__WRITTEN EXERCISE__
Locate all lines in the data below that hold "الوحدة" and show them.

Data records
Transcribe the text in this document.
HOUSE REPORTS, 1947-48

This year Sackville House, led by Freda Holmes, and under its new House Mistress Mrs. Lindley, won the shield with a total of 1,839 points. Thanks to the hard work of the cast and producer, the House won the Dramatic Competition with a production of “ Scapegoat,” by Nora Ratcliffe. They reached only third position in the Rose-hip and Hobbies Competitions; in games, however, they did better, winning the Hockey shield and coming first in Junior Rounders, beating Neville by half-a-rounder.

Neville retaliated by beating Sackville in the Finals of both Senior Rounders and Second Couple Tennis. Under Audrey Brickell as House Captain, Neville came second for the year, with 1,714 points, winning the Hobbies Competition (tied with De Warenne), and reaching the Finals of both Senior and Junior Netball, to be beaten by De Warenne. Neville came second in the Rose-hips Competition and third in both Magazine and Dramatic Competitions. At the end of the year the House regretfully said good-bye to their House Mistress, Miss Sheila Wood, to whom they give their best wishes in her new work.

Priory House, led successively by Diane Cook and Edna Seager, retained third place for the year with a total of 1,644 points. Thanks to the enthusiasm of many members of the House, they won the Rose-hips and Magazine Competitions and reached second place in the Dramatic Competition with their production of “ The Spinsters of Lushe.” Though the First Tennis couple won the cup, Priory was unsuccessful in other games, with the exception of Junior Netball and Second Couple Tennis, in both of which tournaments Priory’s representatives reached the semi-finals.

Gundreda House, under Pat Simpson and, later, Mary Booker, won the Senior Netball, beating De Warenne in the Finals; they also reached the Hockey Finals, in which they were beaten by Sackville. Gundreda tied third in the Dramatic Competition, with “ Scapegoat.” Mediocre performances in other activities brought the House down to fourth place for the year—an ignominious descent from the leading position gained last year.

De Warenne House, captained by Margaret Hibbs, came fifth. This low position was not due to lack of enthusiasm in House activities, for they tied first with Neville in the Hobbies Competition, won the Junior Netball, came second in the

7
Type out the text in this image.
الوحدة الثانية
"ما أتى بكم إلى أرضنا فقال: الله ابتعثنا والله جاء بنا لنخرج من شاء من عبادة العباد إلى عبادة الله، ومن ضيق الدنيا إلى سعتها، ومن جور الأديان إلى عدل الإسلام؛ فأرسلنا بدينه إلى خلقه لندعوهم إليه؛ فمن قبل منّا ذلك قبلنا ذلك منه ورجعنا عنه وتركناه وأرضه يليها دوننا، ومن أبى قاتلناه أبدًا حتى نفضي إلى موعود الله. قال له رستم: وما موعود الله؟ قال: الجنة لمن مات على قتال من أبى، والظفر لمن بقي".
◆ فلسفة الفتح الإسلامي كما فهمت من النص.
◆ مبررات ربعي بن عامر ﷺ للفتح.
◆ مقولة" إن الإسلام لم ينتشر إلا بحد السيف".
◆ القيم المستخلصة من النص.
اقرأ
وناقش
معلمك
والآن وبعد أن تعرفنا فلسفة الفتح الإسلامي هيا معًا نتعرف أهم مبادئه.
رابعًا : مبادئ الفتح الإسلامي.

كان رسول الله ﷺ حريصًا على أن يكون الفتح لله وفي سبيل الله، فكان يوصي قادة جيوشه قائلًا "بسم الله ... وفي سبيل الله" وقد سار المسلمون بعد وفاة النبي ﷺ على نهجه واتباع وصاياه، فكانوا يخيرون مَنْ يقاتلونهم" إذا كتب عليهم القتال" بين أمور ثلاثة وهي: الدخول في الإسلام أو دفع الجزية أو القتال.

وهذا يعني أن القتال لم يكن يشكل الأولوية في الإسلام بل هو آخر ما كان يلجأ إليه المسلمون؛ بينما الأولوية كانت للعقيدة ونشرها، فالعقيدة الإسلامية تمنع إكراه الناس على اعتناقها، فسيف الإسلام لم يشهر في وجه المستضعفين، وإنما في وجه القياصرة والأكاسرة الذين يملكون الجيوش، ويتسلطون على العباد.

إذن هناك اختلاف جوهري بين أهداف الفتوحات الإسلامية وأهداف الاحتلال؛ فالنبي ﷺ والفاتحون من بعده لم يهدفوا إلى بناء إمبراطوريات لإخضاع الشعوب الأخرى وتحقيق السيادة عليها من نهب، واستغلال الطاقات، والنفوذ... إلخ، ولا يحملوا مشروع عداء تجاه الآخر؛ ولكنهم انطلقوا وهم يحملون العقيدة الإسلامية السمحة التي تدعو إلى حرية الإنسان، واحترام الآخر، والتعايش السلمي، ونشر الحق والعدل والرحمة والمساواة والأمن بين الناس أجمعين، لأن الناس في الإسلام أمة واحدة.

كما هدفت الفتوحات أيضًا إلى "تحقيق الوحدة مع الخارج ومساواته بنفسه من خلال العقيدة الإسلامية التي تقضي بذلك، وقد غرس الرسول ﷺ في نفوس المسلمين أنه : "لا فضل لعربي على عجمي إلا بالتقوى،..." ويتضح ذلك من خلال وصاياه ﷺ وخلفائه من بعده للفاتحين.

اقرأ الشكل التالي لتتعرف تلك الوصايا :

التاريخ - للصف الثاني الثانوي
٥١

__THE ANSWER__
الوحدة الثانية
كما هدفت الفتوحات أيضًا إلى "تحقيق الوحدة مع الخارج ومساواته بنفسه من خلال العقيدة الإسلامية التي تقضي بذلك، وقد غرس الرسول ﷺ في نفوس المسلمين أنه : "لا فضل لعربي على عجمي إلا بالتقوى،..." ويتضح ذلك من خلال وصاياه ﷺ وخلفائه من بعده للفاتحين.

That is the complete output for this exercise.